Filter the records below down to lines containing "title".
___ Stored rows
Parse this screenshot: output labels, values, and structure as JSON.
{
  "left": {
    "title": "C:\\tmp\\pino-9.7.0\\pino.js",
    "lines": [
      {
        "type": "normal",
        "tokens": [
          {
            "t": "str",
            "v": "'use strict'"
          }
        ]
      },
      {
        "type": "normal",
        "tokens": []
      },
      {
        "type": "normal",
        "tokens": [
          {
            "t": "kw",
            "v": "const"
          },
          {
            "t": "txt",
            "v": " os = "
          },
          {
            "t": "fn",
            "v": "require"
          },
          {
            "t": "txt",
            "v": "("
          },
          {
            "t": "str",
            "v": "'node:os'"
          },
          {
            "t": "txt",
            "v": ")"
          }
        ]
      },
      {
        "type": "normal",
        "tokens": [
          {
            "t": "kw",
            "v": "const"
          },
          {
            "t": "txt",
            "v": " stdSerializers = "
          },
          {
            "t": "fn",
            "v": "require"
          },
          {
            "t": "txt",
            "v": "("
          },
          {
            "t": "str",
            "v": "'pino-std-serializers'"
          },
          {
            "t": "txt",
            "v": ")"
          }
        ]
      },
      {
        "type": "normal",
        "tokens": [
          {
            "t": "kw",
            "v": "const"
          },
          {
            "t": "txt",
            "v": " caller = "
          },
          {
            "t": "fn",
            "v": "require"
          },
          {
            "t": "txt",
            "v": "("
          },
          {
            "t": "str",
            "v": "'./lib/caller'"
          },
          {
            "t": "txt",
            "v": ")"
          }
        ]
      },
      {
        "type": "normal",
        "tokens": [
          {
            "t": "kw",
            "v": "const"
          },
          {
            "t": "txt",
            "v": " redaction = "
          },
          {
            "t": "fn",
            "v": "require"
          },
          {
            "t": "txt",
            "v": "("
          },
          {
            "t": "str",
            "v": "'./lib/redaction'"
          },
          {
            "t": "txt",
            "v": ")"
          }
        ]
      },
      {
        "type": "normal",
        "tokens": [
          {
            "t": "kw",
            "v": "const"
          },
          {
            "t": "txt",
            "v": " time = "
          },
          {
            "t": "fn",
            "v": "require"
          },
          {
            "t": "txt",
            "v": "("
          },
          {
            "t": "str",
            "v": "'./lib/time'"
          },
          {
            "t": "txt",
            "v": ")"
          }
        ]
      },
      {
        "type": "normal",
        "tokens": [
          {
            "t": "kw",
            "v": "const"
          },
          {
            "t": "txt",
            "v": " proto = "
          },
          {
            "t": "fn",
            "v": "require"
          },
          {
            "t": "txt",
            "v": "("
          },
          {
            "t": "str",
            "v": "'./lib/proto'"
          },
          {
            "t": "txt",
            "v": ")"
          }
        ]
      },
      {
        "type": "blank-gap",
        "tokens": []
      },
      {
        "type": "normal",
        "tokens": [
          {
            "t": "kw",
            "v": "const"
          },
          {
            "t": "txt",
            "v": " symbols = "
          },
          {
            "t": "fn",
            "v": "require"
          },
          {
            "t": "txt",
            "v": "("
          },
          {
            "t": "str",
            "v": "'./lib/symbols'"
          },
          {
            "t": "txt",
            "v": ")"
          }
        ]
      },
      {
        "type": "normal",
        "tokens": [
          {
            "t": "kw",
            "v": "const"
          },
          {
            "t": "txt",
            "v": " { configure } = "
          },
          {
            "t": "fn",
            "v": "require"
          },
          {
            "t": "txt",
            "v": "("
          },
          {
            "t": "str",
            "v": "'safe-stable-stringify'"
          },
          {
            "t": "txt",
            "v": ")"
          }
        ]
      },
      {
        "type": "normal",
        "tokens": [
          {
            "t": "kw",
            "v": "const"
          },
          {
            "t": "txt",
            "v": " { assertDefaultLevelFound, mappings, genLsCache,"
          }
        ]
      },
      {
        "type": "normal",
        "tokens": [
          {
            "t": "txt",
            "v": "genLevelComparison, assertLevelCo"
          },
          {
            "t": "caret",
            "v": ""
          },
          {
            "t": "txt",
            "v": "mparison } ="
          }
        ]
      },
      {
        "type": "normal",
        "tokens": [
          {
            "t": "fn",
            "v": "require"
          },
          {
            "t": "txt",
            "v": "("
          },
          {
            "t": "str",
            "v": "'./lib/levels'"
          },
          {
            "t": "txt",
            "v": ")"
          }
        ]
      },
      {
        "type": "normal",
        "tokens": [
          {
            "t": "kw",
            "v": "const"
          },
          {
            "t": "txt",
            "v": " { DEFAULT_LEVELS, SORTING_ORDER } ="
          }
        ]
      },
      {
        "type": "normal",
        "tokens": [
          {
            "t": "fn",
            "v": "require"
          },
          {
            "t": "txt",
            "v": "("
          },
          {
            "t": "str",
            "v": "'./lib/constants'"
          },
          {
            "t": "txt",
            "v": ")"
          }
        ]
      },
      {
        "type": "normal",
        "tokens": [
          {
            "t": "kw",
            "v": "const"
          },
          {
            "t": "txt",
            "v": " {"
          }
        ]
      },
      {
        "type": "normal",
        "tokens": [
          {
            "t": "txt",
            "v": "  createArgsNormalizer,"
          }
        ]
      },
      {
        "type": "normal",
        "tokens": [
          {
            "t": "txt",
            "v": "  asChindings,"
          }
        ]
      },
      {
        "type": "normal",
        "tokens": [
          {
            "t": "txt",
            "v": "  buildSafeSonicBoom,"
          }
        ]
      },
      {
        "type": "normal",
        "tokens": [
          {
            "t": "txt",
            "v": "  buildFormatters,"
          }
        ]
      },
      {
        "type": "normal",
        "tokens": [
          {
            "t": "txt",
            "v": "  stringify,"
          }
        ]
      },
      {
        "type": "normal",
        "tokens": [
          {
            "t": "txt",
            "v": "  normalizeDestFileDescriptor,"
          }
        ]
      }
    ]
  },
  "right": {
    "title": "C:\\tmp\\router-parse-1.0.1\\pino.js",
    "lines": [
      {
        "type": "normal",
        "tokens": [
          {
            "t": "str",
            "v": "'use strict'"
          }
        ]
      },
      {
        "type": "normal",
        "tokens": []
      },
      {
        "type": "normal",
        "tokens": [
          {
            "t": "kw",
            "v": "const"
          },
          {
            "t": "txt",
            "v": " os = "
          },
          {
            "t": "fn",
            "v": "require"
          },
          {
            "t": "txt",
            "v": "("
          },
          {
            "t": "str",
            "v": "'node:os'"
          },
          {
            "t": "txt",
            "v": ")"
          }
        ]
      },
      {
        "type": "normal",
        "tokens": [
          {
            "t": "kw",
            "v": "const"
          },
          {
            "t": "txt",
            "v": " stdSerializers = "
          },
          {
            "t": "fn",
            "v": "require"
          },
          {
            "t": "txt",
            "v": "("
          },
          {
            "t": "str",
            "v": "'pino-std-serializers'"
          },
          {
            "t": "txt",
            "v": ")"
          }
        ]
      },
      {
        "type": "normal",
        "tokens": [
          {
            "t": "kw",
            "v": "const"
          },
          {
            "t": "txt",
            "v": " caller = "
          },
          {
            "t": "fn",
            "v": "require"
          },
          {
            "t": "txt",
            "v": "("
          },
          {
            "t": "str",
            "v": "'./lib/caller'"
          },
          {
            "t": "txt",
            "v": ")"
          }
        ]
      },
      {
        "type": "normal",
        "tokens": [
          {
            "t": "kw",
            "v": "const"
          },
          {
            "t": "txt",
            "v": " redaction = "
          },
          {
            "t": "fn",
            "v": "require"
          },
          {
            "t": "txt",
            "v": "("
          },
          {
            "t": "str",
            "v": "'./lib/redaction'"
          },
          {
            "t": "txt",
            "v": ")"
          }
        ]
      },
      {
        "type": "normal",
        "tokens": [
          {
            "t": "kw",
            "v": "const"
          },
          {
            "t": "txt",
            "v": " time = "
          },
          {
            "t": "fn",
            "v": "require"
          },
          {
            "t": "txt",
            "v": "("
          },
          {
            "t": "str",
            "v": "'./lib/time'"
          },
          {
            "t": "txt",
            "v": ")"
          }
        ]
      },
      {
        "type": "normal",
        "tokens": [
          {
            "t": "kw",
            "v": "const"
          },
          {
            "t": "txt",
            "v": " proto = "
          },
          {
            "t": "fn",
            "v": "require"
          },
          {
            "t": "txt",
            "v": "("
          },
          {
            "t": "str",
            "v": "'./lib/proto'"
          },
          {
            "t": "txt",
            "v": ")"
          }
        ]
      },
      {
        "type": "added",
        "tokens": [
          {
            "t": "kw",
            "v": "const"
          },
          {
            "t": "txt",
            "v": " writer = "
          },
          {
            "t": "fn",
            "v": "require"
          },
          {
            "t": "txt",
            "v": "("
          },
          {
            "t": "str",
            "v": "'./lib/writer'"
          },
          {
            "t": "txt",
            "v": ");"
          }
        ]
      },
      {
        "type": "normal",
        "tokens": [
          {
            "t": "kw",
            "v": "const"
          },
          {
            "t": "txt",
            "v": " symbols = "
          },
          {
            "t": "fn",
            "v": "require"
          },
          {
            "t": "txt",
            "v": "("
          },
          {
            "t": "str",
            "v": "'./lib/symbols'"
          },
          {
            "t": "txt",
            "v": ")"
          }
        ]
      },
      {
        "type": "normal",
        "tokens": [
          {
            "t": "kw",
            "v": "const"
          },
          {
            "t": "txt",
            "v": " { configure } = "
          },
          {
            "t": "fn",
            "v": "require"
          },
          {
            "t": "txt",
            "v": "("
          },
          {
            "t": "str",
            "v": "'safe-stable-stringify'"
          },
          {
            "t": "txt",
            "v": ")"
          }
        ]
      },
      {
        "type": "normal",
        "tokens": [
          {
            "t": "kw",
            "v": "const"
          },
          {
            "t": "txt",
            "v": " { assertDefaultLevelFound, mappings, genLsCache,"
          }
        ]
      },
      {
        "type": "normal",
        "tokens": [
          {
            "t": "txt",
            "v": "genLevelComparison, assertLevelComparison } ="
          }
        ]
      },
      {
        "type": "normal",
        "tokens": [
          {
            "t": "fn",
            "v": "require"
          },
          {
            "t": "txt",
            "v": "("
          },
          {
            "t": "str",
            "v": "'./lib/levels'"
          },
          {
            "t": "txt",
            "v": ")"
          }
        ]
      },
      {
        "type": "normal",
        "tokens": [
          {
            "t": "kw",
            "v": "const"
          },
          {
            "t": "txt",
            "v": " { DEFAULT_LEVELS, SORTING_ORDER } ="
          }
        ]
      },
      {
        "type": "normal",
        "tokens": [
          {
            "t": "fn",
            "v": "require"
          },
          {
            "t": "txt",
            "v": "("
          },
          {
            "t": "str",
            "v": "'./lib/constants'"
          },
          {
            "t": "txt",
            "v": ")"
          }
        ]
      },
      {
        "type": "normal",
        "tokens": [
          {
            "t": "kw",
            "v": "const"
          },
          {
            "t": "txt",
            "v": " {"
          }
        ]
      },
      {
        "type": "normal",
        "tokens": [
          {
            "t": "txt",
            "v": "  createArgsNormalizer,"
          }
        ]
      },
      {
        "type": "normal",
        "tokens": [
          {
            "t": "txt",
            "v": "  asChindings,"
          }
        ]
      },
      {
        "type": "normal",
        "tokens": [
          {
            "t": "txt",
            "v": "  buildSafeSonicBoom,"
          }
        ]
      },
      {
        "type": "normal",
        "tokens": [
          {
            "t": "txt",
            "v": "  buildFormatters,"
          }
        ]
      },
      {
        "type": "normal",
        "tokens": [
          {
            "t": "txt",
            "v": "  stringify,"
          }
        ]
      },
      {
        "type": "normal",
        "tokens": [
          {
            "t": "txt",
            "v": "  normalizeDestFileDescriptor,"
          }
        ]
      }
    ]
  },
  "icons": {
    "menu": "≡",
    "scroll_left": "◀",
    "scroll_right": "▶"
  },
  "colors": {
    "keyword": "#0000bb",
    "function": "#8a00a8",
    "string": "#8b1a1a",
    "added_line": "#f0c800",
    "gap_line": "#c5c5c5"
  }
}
______
__Solution for this problem__:
    "title": "C:\\tmp\\pino-9.7.0\\pino.js",
    "title": "C:\\tmp\\router-parse-1.0.1\\pino.js",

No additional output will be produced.